■ Exercise prompt ■
In the lines below, swap "console-input-line" for "console-command-line" and reproduce every line with nothing else changed. Leave the picture out of your answer.

■ Data ■
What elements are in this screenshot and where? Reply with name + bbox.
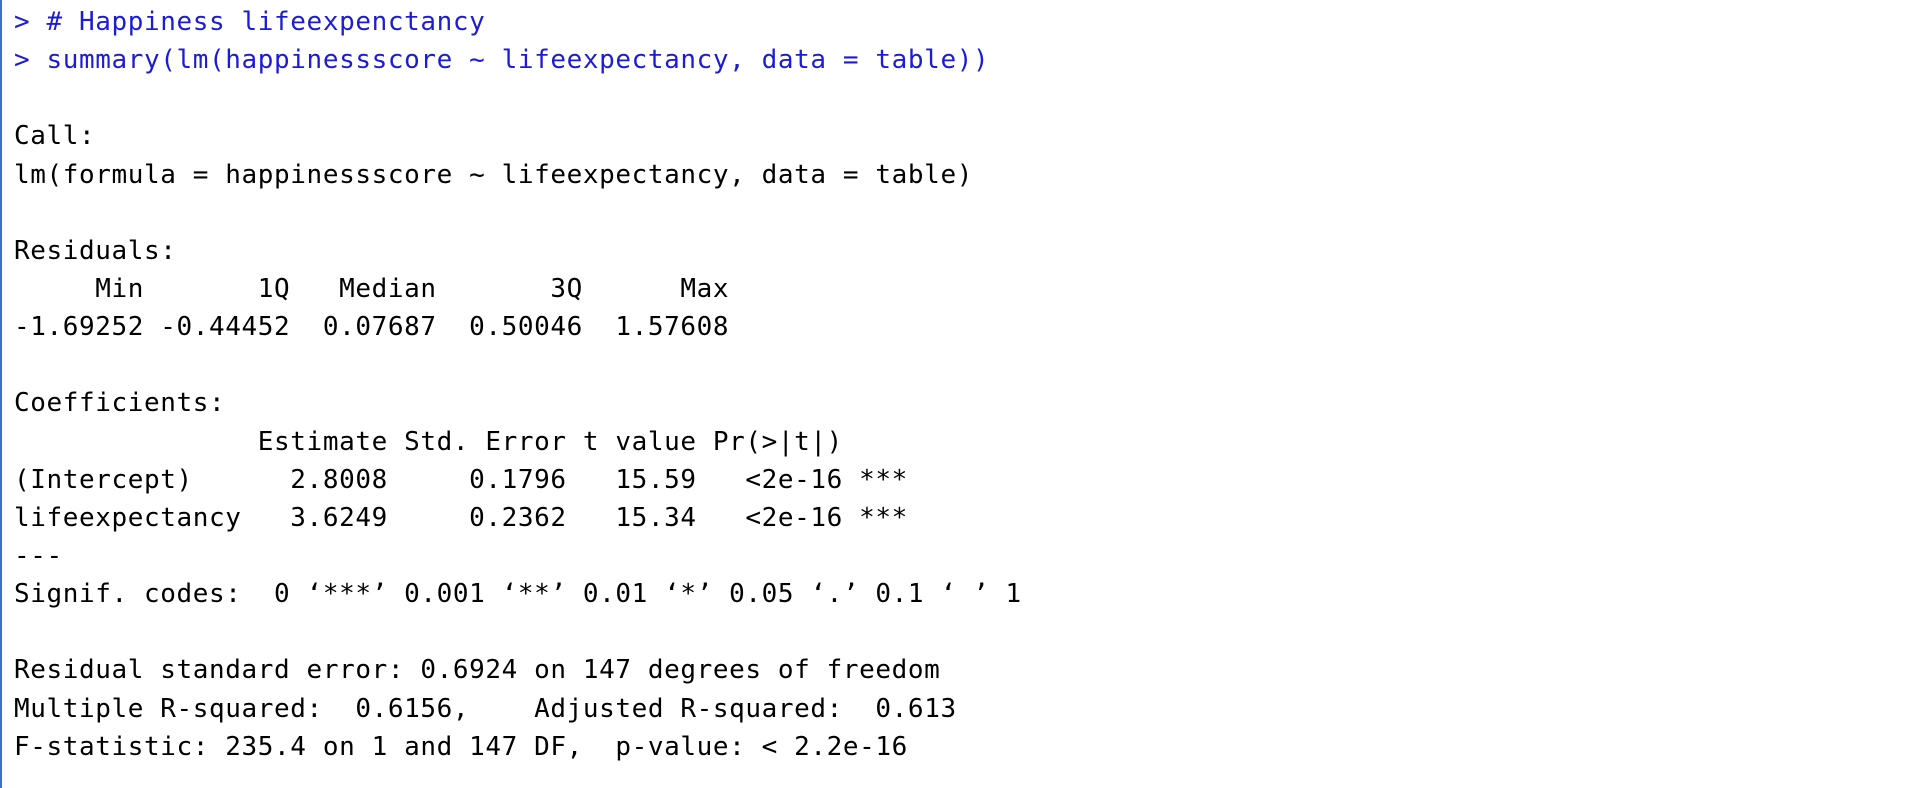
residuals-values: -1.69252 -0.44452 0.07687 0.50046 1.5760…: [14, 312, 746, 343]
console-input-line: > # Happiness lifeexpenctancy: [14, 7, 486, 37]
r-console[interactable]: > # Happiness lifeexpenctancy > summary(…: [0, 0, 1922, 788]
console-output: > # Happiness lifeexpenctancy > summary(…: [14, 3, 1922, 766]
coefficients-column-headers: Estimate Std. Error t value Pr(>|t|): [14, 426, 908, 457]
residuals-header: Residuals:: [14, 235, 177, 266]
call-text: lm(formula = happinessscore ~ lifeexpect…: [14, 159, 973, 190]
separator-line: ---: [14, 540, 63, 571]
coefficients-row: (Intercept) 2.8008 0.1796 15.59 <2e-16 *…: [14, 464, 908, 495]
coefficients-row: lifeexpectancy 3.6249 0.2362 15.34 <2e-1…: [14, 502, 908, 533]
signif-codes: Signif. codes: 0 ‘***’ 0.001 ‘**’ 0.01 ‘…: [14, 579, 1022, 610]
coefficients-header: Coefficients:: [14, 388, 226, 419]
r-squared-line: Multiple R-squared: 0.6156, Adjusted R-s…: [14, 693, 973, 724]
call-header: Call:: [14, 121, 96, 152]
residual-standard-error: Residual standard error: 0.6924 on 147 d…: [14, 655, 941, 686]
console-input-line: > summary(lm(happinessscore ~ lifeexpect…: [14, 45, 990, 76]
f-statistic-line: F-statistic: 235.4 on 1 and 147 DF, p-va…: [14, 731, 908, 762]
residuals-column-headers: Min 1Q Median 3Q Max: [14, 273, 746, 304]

■ The output ■
What elements are in this screenshot and where? Reply with name + bbox.
residuals-values: -1.69252 -0.44452 0.07687 0.50046 1.5760…: [14, 312, 746, 343]
console-command-line: > # Happiness lifeexpenctancy: [14, 7, 486, 37]
r-console[interactable]: > # Happiness lifeexpenctancy > summary(…: [0, 0, 1922, 788]
console-output: > # Happiness lifeexpenctancy > summary(…: [14, 3, 1922, 766]
coefficients-column-headers: Estimate Std. Error t value Pr(>|t|): [14, 426, 908, 457]
residuals-header: Residuals:: [14, 235, 177, 266]
call-text: lm(formula = happinessscore ~ lifeexpect…: [14, 159, 973, 190]
separator-line: ---: [14, 540, 63, 571]
coefficients-row: (Intercept) 2.8008 0.1796 15.59 <2e-16 *…: [14, 464, 908, 495]
coefficients-row: lifeexpectancy 3.6249 0.2362 15.34 <2e-1…: [14, 502, 908, 533]
signif-codes: Signif. codes: 0 ‘***’ 0.001 ‘**’ 0.01 ‘…: [14, 579, 1022, 610]
coefficients-header: Coefficients:: [14, 388, 226, 419]
r-squared-line: Multiple R-squared: 0.6156, Adjusted R-s…: [14, 693, 973, 724]
call-header: Call:: [14, 121, 96, 152]
residual-standard-error: Residual standard error: 0.6924 on 147 d…: [14, 655, 941, 686]
console-command-line: > summary(lm(happinessscore ~ lifeexpect…: [14, 45, 990, 76]
f-statistic-line: F-statistic: 235.4 on 1 and 147 DF, p-va…: [14, 731, 908, 762]
residuals-column-headers: Min 1Q Median 3Q Max: [14, 273, 746, 304]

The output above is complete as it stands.